### Directions
Leave the pictures out and print every record below exactly as it stands.

### Entries supplied

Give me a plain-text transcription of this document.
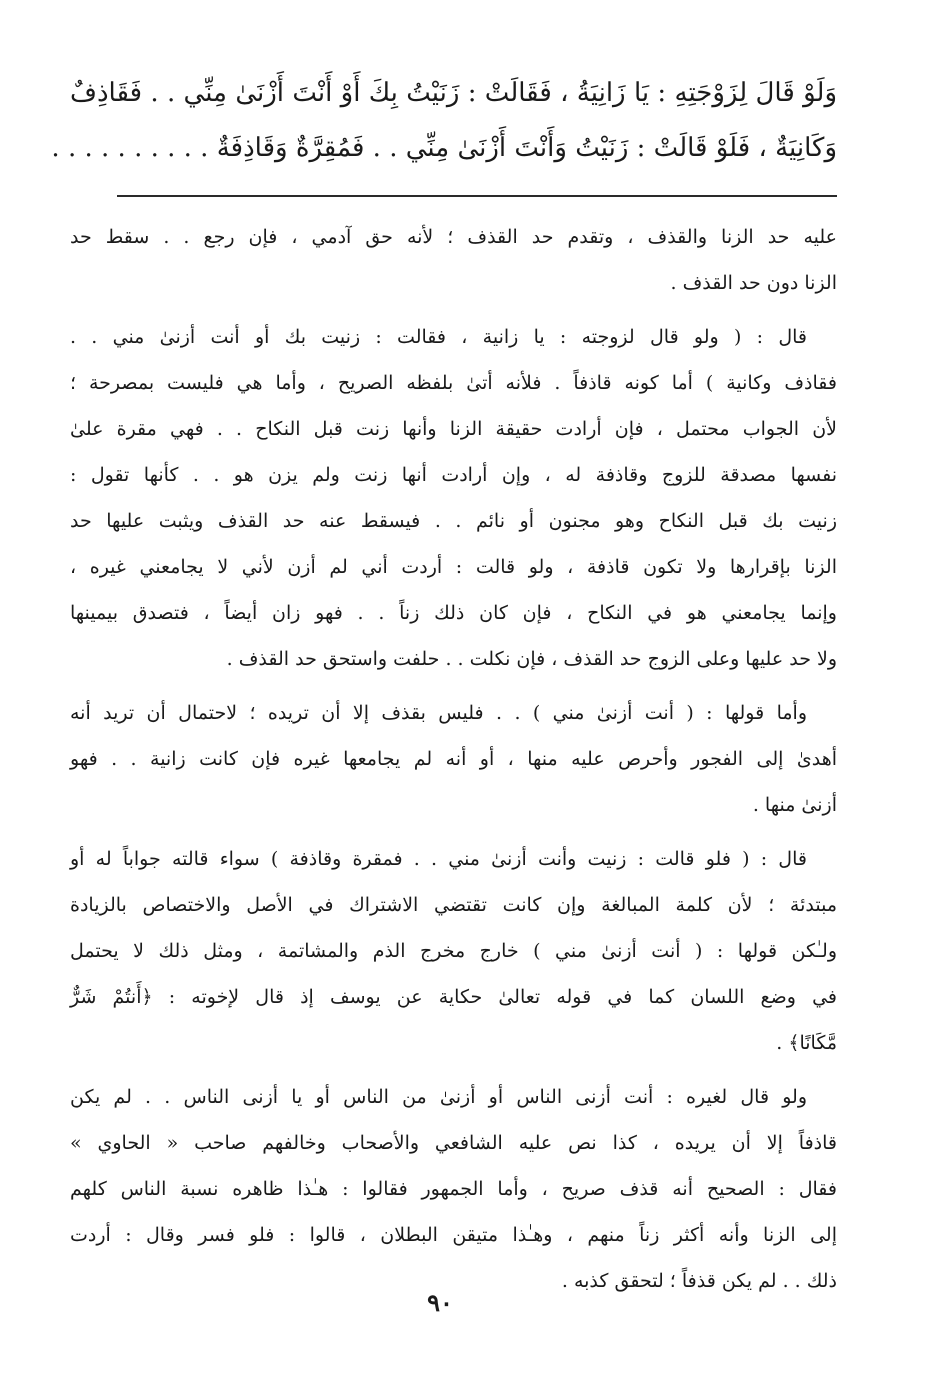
وَلَوْ قَالَ لِزَوْجَتِهِ : يَا زَانِيَةُ ، فَقَالَتْ : زَنَيْتُ بِكَ أَوْ أَنْتَ أَزْنَىٰ مِنِّي . . فَقَاذِفٌ
وَكَانِيَةٌ ، فَلَوْ قَالَتْ : زَنَيْتُ وَأَنْتَ أَزْنَىٰ مِنِّي . . فَمُقِرَّةٌ وَقَاذِفَةٌ . . . . . . . . . .
عليه حد الزنا والقذف ، وتقدم حد القذف ؛ لأنه حق آدمي ، فإن رجع . . سقط حد
الزنا دون حد القذف .
قال : ( ولو قال لزوجته : يا زانية ، فقالت : زنيت بك أو أنت أزنىٰ مني . .
فقاذف وكانية ) أما كونه قاذفاً . فلأنه أتىٰ بلفظه الصريح ، وأما هي فليست بمصرحة ؛
لأن الجواب محتمل ، فإن أرادت حقيقة الزنا وأنها زنت قبل النكاح . . فهي مقرة علىٰ
نفسها مصدقة للزوج وقاذفة له ، وإن أرادت أنها زنت ولم يزن هو . . كأنها تقول :
زنيت بك قبل النكاح وهو مجنون أو نائم . . فيسقط عنه حد القذف ويثبت عليها حد
الزنا بإقرارها ولا تكون قاذفة ، ولو قالت : أردت أني لم أزن لأني لا يجامعني غيره ،
وإنما يجامعني هو في النكاح ، فإن كان ذلك زناً . . فهو زان أيضاً ، فتصدق بيمينها
ولا حد عليها وعلى الزوج حد القذف ، فإن نكلت . . حلفت واستحق حد القذف .
وأما قولها : ( أنت أزنىٰ مني ) . . فليس بقذف إلا أن تريده ؛ لاحتمال أن تريد أنه
أهدىٰ إلى الفجور وأحرص عليه منها ، أو أنه لم يجامعها غيره فإن كانت زانية . . فهو
أزنىٰ منها .
قال : ( فلو قالت : زنيت وأنت أزنىٰ مني . . فمقرة وقاذفة ) سواء قالته جواباً له أو
مبتدئة ؛ لأن كلمة المبالغة وإن كانت تقتضي الاشتراك في الأصل والاختصاص بالزيادة
ولـٰكن قولها : ( أنت أزنىٰ مني ) خارج مخرج الذم والمشاتمة ، ومثل ذلك لا يحتمل
في وضع اللسان كما في قوله تعالىٰ حكاية عن يوسف إذ قال لإخوته : ﴿أَنتُمْ شَرٌّ
مَّكَانًا﴾ .
ولو قال لغيره : أنت أزنى الناس أو أزنىٰ من الناس أو يا أزنى الناس . . لم يكن
قاذفاً إلا أن يريده ، كذا نص عليه الشافعي والأصحاب وخالفهم صاحب « الحاوي »
فقال : الصحيح أنه قذف صريح ، وأما الجمهور فقالوا : هـٰذا ظاهره نسبة الناس كلهم
إلى الزنا وأنه أكثر زناً منهم ، وهـٰذا متيقن البطلان ، قالوا : فلو فسر وقال : أردت
ذلك . . لم يكن قذفاً ؛ لتحقق كذبه .
٩٠
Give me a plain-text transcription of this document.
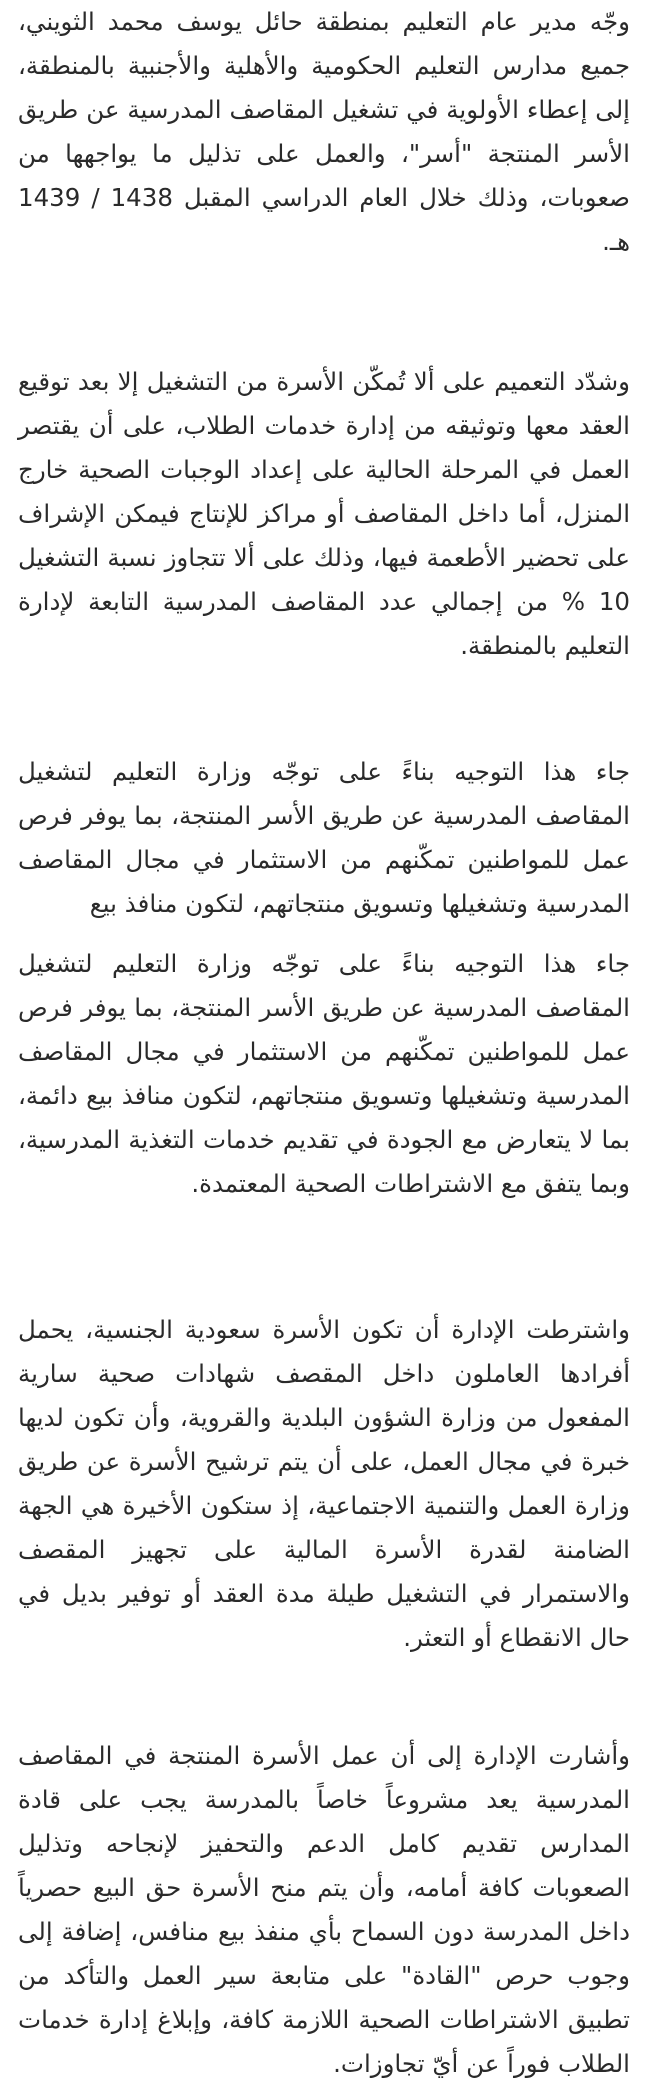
وجّه مدير عام التعليم بمنطقة حائل يوسف محمد الثويني، جميع مدارس التعليم الحكومية والأهلية والأجنبية بالمنطقة، إلى إعطاء الأولوية في تشغيل المقاصف المدرسية عن طريق الأسر المنتجة "أسر"، والعمل على تذليل ما يواجهها من صعوبات، وذلك خلال العام الدراسي المقبل 1438 / 1439 هـ.

وشدّد التعميم على ألا تُمكّن الأسرة من التشغيل إلا بعد توقيع العقد معها وتوثيقه من إدارة خدمات الطلاب، على أن يقتصر العمل في المرحلة الحالية على إعداد الوجبات الصحية خارج المنزل، أما داخل المقاصف أو مراكز للإنتاج فيمكن الإشراف على تحضير الأطعمة فيها، وذلك على ألا تتجاوز نسبة التشغيل 10 % من إجمالي عدد المقاصف المدرسية التابعة لإدارة التعليم بالمنطقة.

جاء هذا التوجيه بناءً على توجّه وزارة التعليم لتشغيل المقاصف المدرسية عن طريق الأسر المنتجة، بما يوفر فرص عمل للمواطنين تمكّنهم من الاستثمار في مجال المقاصف المدرسية وتشغيلها وتسويق منتجاتهم، لتكون منافذ بيع

جاء هذا التوجيه بناءً على توجّه وزارة التعليم لتشغيل المقاصف المدرسية عن طريق الأسر المنتجة، بما يوفر فرص عمل للمواطنين تمكّنهم من الاستثمار في مجال المقاصف المدرسية وتشغيلها وتسويق منتجاتهم، لتكون منافذ بيع دائمة، بما لا يتعارض مع الجودة في تقديم خدمات التغذية المدرسية، وبما يتفق مع الاشتراطات الصحية المعتمدة.

واشترطت الإدارة أن تكون الأسرة سعودية الجنسية، يحمل أفرادها العاملون داخل المقصف شهادات صحية سارية المفعول من وزارة الشؤون البلدية والقروية، وأن تكون لديها خبرة في مجال العمل، على أن يتم ترشيح الأسرة عن طريق وزارة العمل والتنمية الاجتماعية، إذ ستكون الأخيرة هي الجهة الضامنة لقدرة الأسرة المالية على تجهيز المقصف والاستمرار في التشغيل طيلة مدة العقد أو توفير بديل في حال الانقطاع أو التعثر.

وأشارت الإدارة إلى أن عمل الأسرة المنتجة في المقاصف المدرسية يعد مشروعاً خاصاً بالمدرسة يجب على قادة المدارس تقديم كامل الدعم والتحفيز لإنجاحه وتذليل الصعوبات كافة أمامه، وأن يتم منح الأسرة حق البيع حصرياً داخل المدرسة دون السماح بأي منفذ بيع منافس، إضافة إلى وجوب حرص "القادة" على متابعة سير العمل والتأكد من تطبيق الاشتراطات الصحية اللازمة كافة، وإبلاغ إدارة خدمات الطلاب فوراً عن أيّ تجاوزات.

### Complete output
Give me a plain-text transcription of this document.
وَلَوْ قَالَ لِزَوْجَتِهِ : يَا زَانِيَةُ ، فَقَالَتْ : زَنَيْتُ بِكَ أَوْ أَنْتَ أَزْنَىٰ مِنِّي . . فَقَاذِفٌ
وَكَانِيَةٌ ، فَلَوْ قَالَتْ : زَنَيْتُ وَأَنْتَ أَزْنَىٰ مِنِّي . . فَمُقِرَّةٌ وَقَاذِفَةٌ . . . . . . . . . .
عليه حد الزنا والقذف ، وتقدم حد القذف ؛ لأنه حق آدمي ، فإن رجع . . سقط حد
الزنا دون حد القذف .
قال : ( ولو قال لزوجته : يا زانية ، فقالت : زنيت بك أو أنت أزنىٰ مني . .
فقاذف وكانية ) أما كونه قاذفاً . فلأنه أتىٰ بلفظه الصريح ، وأما هي فليست بمصرحة ؛
لأن الجواب محتمل ، فإن أرادت حقيقة الزنا وأنها زنت قبل النكاح . . فهي مقرة علىٰ
نفسها مصدقة للزوج وقاذفة له ، وإن أرادت أنها زنت ولم يزن هو . . كأنها تقول :
زنيت بك قبل النكاح وهو مجنون أو نائم . . فيسقط عنه حد القذف ويثبت عليها حد
الزنا بإقرارها ولا تكون قاذفة ، ولو قالت : أردت أني لم أزن لأني لا يجامعني غيره ،
وإنما يجامعني هو في النكاح ، فإن كان ذلك زناً . . فهو زان أيضاً ، فتصدق بيمينها
ولا حد عليها وعلى الزوج حد القذف ، فإن نكلت . . حلفت واستحق حد القذف .
وأما قولها : ( أنت أزنىٰ مني ) . . فليس بقذف إلا أن تريده ؛ لاحتمال أن تريد أنه
أهدىٰ إلى الفجور وأحرص عليه منها ، أو أنه لم يجامعها غيره فإن كانت زانية . . فهو
أزنىٰ منها .
قال : ( فلو قالت : زنيت وأنت أزنىٰ مني . . فمقرة وقاذفة ) سواء قالته جواباً له أو
مبتدئة ؛ لأن كلمة المبالغة وإن كانت تقتضي الاشتراك في الأصل والاختصاص بالزيادة
ولـٰكن قولها : ( أنت أزنىٰ مني ) خارج مخرج الذم والمشاتمة ، ومثل ذلك لا يحتمل
في وضع اللسان كما في قوله تعالىٰ حكاية عن يوسف إذ قال لإخوته : ﴿أَنتُمْ شَرٌّ
مَّكَانًا﴾ .
ولو قال لغيره : أنت أزنى الناس أو أزنىٰ من الناس أو يا أزنى الناس . . لم يكن
قاذفاً إلا أن يريده ، كذا نص عليه الشافعي والأصحاب وخالفهم صاحب « الحاوي »
فقال : الصحيح أنه قذف صريح ، وأما الجمهور فقالوا : هـٰذا ظاهره نسبة الناس كلهم
إلى الزنا وأنه أكثر زناً منهم ، وهـٰذا متيقن البطلان ، قالوا : فلو فسر وقال : أردت
ذلك . . لم يكن قذفاً ؛ لتحقق كذبه .
٩٠
Give me a plain-text transcription of this document.
وجّه مدير عام التعليم بمنطقة حائل يوسف محمد الثويني، جميع مدارس التعليم الحكومية والأهلية والأجنبية بالمنطقة، إلى إعطاء الأولوية في تشغيل المقاصف المدرسية عن طريق الأسر المنتجة "أسر"، والعمل على تذليل ما يواجهها من صعوبات، وذلك خلال العام الدراسي المقبل 1438 / 1439 هـ.

وشدّد التعميم على ألا تُمكّن الأسرة من التشغيل إلا بعد توقيع العقد معها وتوثيقه من إدارة خدمات الطلاب، على أن يقتصر العمل في المرحلة الحالية على إعداد الوجبات الصحية خارج المنزل، أما داخل المقاصف أو مراكز للإنتاج فيمكن الإشراف على تحضير الأطعمة فيها، وذلك على ألا تتجاوز نسبة التشغيل 10 % من إجمالي عدد المقاصف المدرسية التابعة لإدارة التعليم بالمنطقة.

جاء هذا التوجيه بناءً على توجّه وزارة التعليم لتشغيل المقاصف المدرسية عن طريق الأسر المنتجة، بما يوفر فرص عمل للمواطنين تمكّنهم من الاستثمار في مجال المقاصف المدرسية وتشغيلها وتسويق منتجاتهم، لتكون منافذ بيع

جاء هذا التوجيه بناءً على توجّه وزارة التعليم لتشغيل المقاصف المدرسية عن طريق الأسر المنتجة، بما يوفر فرص عمل للمواطنين تمكّنهم من الاستثمار في مجال المقاصف المدرسية وتشغيلها وتسويق منتجاتهم، لتكون منافذ بيع دائمة، بما لا يتعارض مع الجودة في تقديم خدمات التغذية المدرسية، وبما يتفق مع الاشتراطات الصحية المعتمدة.

واشترطت الإدارة أن تكون الأسرة سعودية الجنسية، يحمل أفرادها العاملون داخل المقصف شهادات صحية سارية المفعول من وزارة الشؤون البلدية والقروية، وأن تكون لديها خبرة في مجال العمل، على أن يتم ترشيح الأسرة عن طريق وزارة العمل والتنمية الاجتماعية، إذ ستكون الأخيرة هي الجهة الضامنة لقدرة الأسرة المالية على تجهيز المقصف والاستمرار في التشغيل طيلة مدة العقد أو توفير بديل في حال الانقطاع أو التعثر.

وأشارت الإدارة إلى أن عمل الأسرة المنتجة في المقاصف المدرسية يعد مشروعاً خاصاً بالمدرسة يجب على قادة المدارس تقديم كامل الدعم والتحفيز لإنجاحه وتذليل الصعوبات كافة أمامه، وأن يتم منح الأسرة حق البيع حصرياً داخل المدرسة دون السماح بأي منفذ بيع منافس، إضافة إلى وجوب حرص "القادة" على متابعة سير العمل والتأكد من تطبيق الاشتراطات الصحية اللازمة كافة، وإبلاغ إدارة خدمات الطلاب فوراً عن أيّ تجاوزات.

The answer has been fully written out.